** Start of SUPPLIED DATA **

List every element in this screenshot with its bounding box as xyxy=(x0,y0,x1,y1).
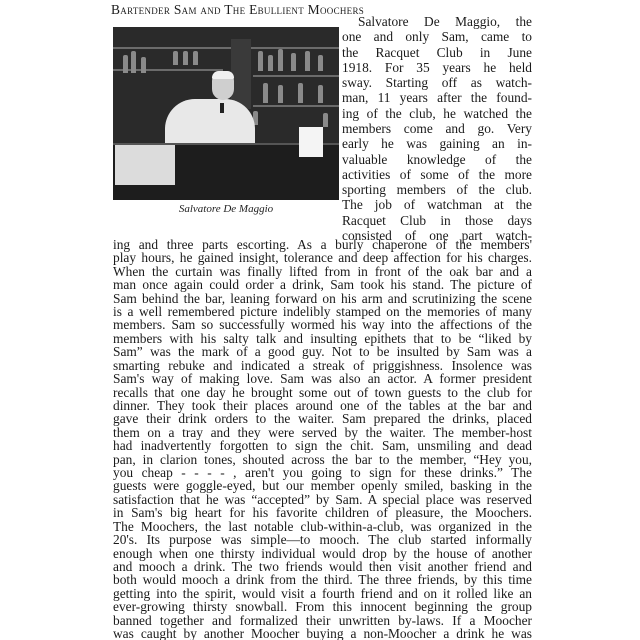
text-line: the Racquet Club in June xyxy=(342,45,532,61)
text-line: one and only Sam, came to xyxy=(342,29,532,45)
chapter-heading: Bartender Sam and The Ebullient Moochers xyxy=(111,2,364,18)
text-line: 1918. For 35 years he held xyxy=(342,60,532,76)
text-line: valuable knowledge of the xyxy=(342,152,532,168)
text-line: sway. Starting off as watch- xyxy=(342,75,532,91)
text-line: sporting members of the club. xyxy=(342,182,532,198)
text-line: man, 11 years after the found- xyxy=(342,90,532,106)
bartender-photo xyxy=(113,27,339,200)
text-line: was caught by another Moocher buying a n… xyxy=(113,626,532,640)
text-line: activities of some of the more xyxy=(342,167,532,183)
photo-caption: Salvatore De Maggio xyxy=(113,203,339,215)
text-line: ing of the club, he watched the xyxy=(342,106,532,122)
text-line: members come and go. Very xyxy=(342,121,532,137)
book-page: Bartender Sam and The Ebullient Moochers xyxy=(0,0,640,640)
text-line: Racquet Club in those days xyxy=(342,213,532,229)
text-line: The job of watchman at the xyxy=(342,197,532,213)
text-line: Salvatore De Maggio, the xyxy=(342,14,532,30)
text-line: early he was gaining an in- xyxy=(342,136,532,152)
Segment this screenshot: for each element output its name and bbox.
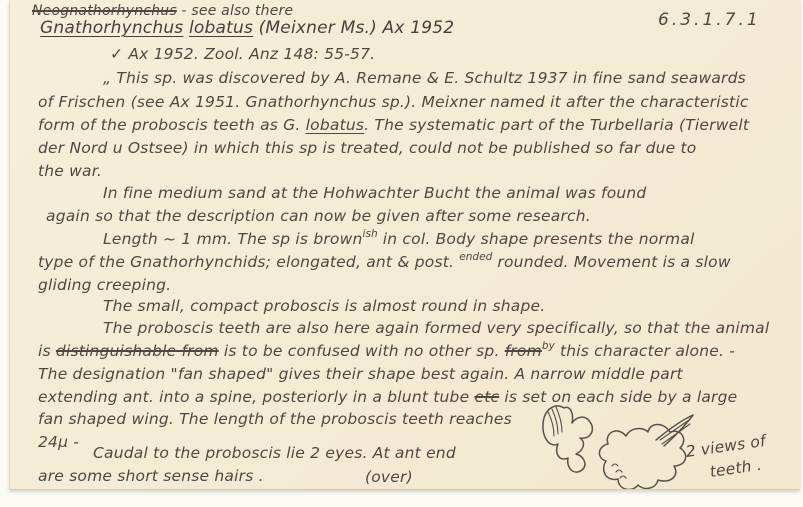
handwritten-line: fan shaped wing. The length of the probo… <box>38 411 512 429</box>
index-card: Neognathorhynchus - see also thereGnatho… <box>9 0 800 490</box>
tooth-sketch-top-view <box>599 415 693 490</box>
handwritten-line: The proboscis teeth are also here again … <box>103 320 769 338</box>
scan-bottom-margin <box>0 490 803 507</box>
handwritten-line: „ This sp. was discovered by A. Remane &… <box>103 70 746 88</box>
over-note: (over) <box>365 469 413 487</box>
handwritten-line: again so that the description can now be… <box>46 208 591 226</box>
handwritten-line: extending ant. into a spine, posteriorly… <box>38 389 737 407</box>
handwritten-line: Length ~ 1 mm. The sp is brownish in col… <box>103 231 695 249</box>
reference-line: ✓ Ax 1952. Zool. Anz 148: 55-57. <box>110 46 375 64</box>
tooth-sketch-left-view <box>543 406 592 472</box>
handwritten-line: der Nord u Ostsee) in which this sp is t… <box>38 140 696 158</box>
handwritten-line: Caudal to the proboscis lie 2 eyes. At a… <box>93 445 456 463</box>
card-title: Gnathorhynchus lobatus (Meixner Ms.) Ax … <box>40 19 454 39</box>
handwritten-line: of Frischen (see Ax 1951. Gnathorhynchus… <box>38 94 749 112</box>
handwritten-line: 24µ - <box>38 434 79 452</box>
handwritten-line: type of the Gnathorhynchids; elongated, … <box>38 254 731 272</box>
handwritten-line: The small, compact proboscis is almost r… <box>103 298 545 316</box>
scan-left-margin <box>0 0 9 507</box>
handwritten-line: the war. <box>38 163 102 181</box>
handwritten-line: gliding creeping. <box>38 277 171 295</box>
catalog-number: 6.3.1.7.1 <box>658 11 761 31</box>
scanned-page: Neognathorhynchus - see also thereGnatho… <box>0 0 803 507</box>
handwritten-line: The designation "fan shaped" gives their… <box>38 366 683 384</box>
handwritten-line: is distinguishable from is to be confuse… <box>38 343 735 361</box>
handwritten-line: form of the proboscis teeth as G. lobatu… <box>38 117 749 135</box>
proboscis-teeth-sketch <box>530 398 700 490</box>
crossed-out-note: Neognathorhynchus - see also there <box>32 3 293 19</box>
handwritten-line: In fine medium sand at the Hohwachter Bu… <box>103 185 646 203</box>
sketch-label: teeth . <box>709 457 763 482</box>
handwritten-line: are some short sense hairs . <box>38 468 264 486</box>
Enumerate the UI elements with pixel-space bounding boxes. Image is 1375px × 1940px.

** End of SUPPLIED DATA **

> WHAT THE TASK ASKS: Rewrite all of the lines above, changing each "handwritten-line" to "handwritten-text" and keeping everything else the same. Leave out the pictures.

> SOLUTION TO THIS EXERCISE:
List every element in this screenshot with its bounding box as xyxy=(x0,y0,x1,y1).
text-line: the Racquet Club in June xyxy=(342,45,532,61)
text-line: one and only Sam, came to xyxy=(342,29,532,45)
chapter-heading: Bartender Sam and The Ebullient Moochers xyxy=(111,2,364,18)
text-line: 1918. For 35 years he held xyxy=(342,60,532,76)
text-line: valuable knowledge of the xyxy=(342,152,532,168)
text-line: sway. Starting off as watch- xyxy=(342,75,532,91)
text-line: sporting members of the club. xyxy=(342,182,532,198)
text-line: man, 11 years after the found- xyxy=(342,90,532,106)
bartender-photo xyxy=(113,27,339,200)
text-line: was caught by another Moocher buying a n… xyxy=(113,626,532,640)
text-line: activities of some of the more xyxy=(342,167,532,183)
photo-caption: Salvatore De Maggio xyxy=(113,203,339,215)
text-line: ing of the club, he watched the xyxy=(342,106,532,122)
text-line: members come and go. Very xyxy=(342,121,532,137)
book-page: Bartender Sam and The Ebullient Moochers xyxy=(0,0,640,640)
text-line: Racquet Club in those days xyxy=(342,213,532,229)
text-line: The job of watchman at the xyxy=(342,197,532,213)
text-line: Salvatore De Maggio, the xyxy=(342,14,532,30)
text-line: early he was gaining an in- xyxy=(342,136,532,152)
Segment this screenshot: for each element output its name and bbox.
handwritten-text: fan shaped wing. The length of the probo… <box>38 411 512 429</box>
index-card: Neognathorhynchus - see also thereGnatho… <box>9 0 800 490</box>
tooth-sketch-top-view <box>599 415 693 490</box>
handwritten-text: The proboscis teeth are also here again … <box>103 320 769 338</box>
scan-bottom-margin <box>0 490 803 507</box>
handwritten-text: „ This sp. was discovered by A. Remane &… <box>103 70 746 88</box>
over-note: (over) <box>365 469 413 487</box>
handwritten-text: again so that the description can now be… <box>46 208 591 226</box>
handwritten-text: extending ant. into a spine, posteriorly… <box>38 389 737 407</box>
handwritten-text: Length ~ 1 mm. The sp is brownish in col… <box>103 231 695 249</box>
reference-line: ✓ Ax 1952. Zool. Anz 148: 55-57. <box>110 46 375 64</box>
tooth-sketch-left-view <box>543 406 592 472</box>
handwritten-text: der Nord u Ostsee) in which this sp is t… <box>38 140 696 158</box>
handwritten-text: Caudal to the proboscis lie 2 eyes. At a… <box>93 445 456 463</box>
card-title: Gnathorhynchus lobatus (Meixner Ms.) Ax … <box>40 19 454 39</box>
handwritten-text: of Frischen (see Ax 1951. Gnathorhynchus… <box>38 94 749 112</box>
handwritten-text: 24µ - <box>38 434 79 452</box>
handwritten-text: type of the Gnathorhynchids; elongated, … <box>38 254 731 272</box>
handwritten-text: The small, compact proboscis is almost r… <box>103 298 545 316</box>
scan-left-margin <box>0 0 9 507</box>
handwritten-text: the war. <box>38 163 102 181</box>
handwritten-text: gliding creeping. <box>38 277 171 295</box>
catalog-number: 6.3.1.7.1 <box>658 11 761 31</box>
scanned-page: Neognathorhynchus - see also thereGnatho… <box>0 0 803 507</box>
handwritten-text: The designation "fan shaped" gives their… <box>38 366 683 384</box>
handwritten-text: is distinguishable from is to be confuse… <box>38 343 735 361</box>
handwritten-text: form of the proboscis teeth as G. lobatu… <box>38 117 749 135</box>
proboscis-teeth-sketch <box>530 398 700 490</box>
crossed-out-note: Neognathorhynchus - see also there <box>32 3 293 19</box>
handwritten-text: In fine medium sand at the Hohwachter Bu… <box>103 185 646 203</box>
sketch-label: teeth . <box>709 457 763 482</box>
handwritten-text: are some short sense hairs . <box>38 468 264 486</box>
Enumerate the UI elements with pixel-space bounding boxes. Image is 1375px × 1940px.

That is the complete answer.